What is expected.
Of all the lines in the material below, how many include the string "color"? Give the number only.

________________________________________

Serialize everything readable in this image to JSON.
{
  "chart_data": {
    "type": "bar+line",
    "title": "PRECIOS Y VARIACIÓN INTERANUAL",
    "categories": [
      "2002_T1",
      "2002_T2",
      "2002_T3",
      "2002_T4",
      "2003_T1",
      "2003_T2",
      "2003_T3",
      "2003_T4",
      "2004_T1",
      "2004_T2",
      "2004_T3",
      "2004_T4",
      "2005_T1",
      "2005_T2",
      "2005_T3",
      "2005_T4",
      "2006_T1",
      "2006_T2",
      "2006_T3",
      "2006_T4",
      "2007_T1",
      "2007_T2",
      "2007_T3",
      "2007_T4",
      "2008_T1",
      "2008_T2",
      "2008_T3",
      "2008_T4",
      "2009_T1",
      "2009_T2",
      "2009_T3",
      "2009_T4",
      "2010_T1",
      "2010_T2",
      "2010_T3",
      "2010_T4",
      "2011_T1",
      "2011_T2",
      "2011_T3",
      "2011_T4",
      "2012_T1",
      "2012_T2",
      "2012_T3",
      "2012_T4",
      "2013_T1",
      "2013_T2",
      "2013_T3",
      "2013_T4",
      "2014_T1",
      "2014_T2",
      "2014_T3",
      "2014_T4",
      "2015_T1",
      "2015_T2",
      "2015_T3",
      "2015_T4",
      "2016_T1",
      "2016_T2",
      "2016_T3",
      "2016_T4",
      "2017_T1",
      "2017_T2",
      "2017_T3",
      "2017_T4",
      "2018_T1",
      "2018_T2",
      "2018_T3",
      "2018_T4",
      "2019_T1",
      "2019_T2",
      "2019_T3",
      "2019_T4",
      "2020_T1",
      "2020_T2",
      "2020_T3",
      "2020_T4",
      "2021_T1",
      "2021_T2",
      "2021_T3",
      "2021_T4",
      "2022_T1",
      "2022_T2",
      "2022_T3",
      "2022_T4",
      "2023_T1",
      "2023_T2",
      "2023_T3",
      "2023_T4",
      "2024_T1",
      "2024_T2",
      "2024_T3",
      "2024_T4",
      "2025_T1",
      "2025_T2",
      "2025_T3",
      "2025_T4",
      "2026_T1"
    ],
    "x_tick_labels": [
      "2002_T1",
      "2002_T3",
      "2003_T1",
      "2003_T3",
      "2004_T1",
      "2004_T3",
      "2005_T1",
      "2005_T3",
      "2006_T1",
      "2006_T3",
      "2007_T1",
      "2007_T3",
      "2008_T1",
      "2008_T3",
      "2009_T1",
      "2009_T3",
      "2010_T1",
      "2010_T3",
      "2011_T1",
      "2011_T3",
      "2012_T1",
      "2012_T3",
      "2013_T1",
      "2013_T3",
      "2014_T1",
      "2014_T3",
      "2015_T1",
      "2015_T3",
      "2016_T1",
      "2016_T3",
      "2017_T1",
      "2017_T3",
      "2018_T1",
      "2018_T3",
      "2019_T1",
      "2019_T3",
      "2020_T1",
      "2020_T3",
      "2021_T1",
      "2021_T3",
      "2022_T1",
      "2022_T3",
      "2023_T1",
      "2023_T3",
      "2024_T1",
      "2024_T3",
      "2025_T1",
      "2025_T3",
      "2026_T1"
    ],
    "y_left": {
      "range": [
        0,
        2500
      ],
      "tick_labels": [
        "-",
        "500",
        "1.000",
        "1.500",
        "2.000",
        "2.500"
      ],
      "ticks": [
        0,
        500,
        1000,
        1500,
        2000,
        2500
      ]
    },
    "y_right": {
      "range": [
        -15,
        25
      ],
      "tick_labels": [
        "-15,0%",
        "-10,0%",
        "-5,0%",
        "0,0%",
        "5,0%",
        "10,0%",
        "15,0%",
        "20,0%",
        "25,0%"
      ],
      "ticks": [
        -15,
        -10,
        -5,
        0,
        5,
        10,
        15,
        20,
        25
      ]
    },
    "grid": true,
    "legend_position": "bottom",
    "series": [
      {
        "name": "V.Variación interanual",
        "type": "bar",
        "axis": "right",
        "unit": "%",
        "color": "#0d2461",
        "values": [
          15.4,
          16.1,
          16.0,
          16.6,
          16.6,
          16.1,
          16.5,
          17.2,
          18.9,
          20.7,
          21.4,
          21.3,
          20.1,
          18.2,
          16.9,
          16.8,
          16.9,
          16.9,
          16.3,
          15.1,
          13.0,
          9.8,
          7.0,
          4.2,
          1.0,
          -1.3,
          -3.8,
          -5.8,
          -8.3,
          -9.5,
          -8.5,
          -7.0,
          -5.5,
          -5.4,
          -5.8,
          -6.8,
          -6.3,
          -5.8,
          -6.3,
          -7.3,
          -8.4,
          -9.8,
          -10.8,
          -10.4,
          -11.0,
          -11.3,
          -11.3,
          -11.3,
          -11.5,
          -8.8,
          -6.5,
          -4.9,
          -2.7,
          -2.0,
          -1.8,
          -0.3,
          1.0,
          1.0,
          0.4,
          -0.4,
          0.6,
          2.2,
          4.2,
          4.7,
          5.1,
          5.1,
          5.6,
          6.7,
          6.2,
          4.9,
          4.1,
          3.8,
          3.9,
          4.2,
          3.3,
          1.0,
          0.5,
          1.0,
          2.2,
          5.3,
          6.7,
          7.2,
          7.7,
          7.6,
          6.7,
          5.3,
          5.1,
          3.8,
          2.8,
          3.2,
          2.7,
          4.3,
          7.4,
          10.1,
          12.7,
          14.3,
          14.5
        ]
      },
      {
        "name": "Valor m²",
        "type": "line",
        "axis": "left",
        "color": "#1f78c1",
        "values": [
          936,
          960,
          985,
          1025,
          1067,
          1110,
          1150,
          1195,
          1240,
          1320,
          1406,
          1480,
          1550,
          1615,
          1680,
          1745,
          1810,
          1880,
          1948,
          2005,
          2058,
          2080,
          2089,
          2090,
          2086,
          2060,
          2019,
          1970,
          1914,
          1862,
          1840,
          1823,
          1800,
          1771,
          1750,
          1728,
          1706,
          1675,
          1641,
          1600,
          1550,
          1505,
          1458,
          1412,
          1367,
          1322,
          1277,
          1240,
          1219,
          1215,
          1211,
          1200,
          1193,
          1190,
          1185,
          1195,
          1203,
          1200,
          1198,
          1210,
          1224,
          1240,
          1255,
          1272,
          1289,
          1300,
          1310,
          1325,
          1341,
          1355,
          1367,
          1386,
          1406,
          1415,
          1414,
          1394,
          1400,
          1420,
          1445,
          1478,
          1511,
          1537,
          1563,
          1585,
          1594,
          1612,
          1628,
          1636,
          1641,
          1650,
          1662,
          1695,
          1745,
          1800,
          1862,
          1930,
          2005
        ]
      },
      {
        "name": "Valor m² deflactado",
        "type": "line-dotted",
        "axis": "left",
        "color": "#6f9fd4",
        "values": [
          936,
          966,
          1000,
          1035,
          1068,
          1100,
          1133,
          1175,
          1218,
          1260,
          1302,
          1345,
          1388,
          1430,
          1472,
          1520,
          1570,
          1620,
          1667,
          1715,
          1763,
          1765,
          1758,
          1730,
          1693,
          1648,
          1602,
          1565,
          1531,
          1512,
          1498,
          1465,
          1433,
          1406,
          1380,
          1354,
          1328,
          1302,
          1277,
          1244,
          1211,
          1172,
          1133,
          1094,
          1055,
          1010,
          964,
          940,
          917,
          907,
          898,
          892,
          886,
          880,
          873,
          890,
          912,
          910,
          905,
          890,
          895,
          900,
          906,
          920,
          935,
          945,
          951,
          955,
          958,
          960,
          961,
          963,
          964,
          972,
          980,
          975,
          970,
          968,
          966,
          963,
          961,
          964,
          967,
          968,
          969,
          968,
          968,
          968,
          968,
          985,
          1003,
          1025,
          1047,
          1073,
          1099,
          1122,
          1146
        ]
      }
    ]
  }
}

________________________________________

Solution to the exercise.
3